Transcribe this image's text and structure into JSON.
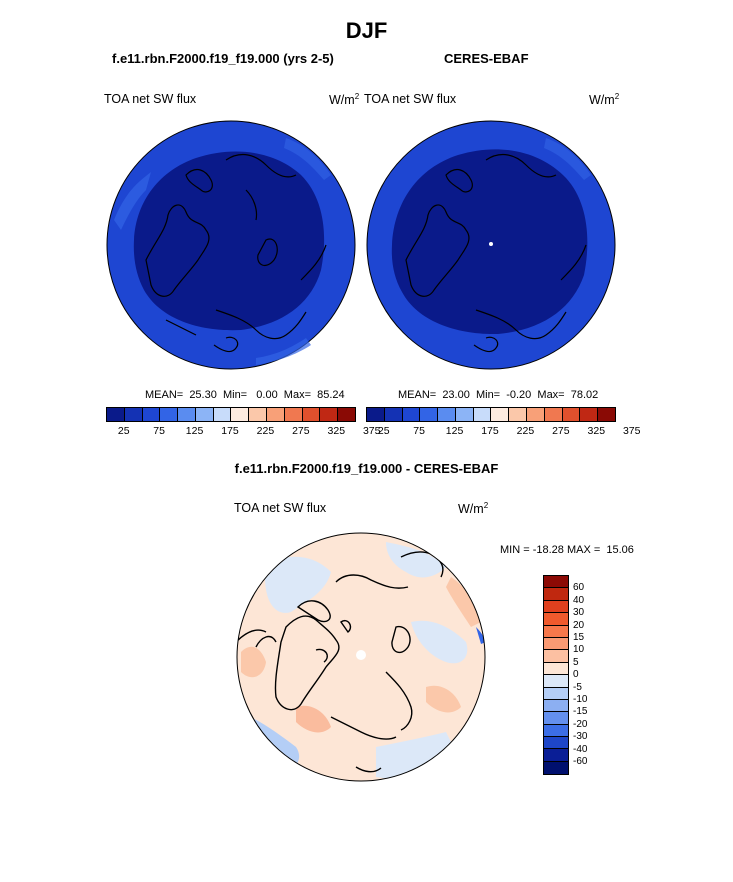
{
  "season": "DJF",
  "left_panel": {
    "case": "f.e11.rbn.F2000.f19_f19.000 (yrs 2-5)",
    "var": "TOA net SW flux",
    "units": "W/m",
    "units_sup": "2",
    "stats": "MEAN=  25.30  Min=   0.00  Max=  85.24"
  },
  "right_panel": {
    "case": "CERES-EBAF",
    "var": "TOA net SW flux",
    "units": "W/m",
    "units_sup": "2",
    "stats": "MEAN=  23.00  Min=  -0.20  Max=  78.02"
  },
  "abs_colorbar": {
    "colors": [
      "#0a1a8a",
      "#1432b4",
      "#1e46d2",
      "#3264e6",
      "#5a8cf0",
      "#8cb4f6",
      "#c8dcfa",
      "#fdebe0",
      "#fbc8aa",
      "#f8a078",
      "#f07850",
      "#e0502d",
      "#c02814",
      "#8a0a05"
    ],
    "tick_labels": [
      "25",
      "75",
      "125",
      "175",
      "225",
      "275",
      "325",
      "375"
    ]
  },
  "diff_panel": {
    "title": "f.e11.rbn.F2000.f19_f19.000 - CERES-EBAF",
    "var": "TOA net SW flux",
    "units": "W/m",
    "units_sup": "2",
    "minmax": "MIN = -18.28 MAX =  15.06",
    "colorbar_labels": [
      "60",
      "40",
      "30",
      "20",
      "15",
      "10",
      "5",
      "0",
      "-5",
      "-10",
      "-15",
      "-20",
      "-30",
      "-40",
      "-60"
    ],
    "colorbar_colors": [
      "#8c0a05",
      "#c0280f",
      "#e0401e",
      "#f05a2d",
      "#f7784b",
      "#fa9a73",
      "#fcc0a2",
      "#fde6d6",
      "#dce8f8",
      "#b4cef6",
      "#8caff2",
      "#6490ee",
      "#3c6ee6",
      "#1e46c8",
      "#0a1e96",
      "#00106e"
    ]
  }
}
○ ○ ○ ○ ○ ○ ○
TASK PROMPT
From start to finish, output the listing exactly, but omit its pictures.

TASK RESPONSE
Transcribe this image's text and structure into JSON.
{
  "season": "DJF",
  "left_panel": {
    "case": "f.e11.rbn.F2000.f19_f19.000 (yrs 2-5)",
    "var": "TOA net SW flux",
    "units": "W/m",
    "units_sup": "2",
    "stats": "MEAN=  25.30  Min=   0.00  Max=  85.24"
  },
  "right_panel": {
    "case": "CERES-EBAF",
    "var": "TOA net SW flux",
    "units": "W/m",
    "units_sup": "2",
    "stats": "MEAN=  23.00  Min=  -0.20  Max=  78.02"
  },
  "abs_colorbar": {
    "colors": [
      "#0a1a8a",
      "#1432b4",
      "#1e46d2",
      "#3264e6",
      "#5a8cf0",
      "#8cb4f6",
      "#c8dcfa",
      "#fdebe0",
      "#fbc8aa",
      "#f8a078",
      "#f07850",
      "#e0502d",
      "#c02814",
      "#8a0a05"
    ],
    "tick_labels": [
      "25",
      "75",
      "125",
      "175",
      "225",
      "275",
      "325",
      "375"
    ]
  },
  "diff_panel": {
    "title": "f.e11.rbn.F2000.f19_f19.000 - CERES-EBAF",
    "var": "TOA net SW flux",
    "units": "W/m",
    "units_sup": "2",
    "minmax": "MIN = -18.28 MAX =  15.06",
    "colorbar_labels": [
      "60",
      "40",
      "30",
      "20",
      "15",
      "10",
      "5",
      "0",
      "-5",
      "-10",
      "-15",
      "-20",
      "-30",
      "-40",
      "-60"
    ],
    "colorbar_colors": [
      "#8c0a05",
      "#c0280f",
      "#e0401e",
      "#f05a2d",
      "#f7784b",
      "#fa9a73",
      "#fcc0a2",
      "#fde6d6",
      "#dce8f8",
      "#b4cef6",
      "#8caff2",
      "#6490ee",
      "#3c6ee6",
      "#1e46c8",
      "#0a1e96",
      "#00106e"
    ]
  }
}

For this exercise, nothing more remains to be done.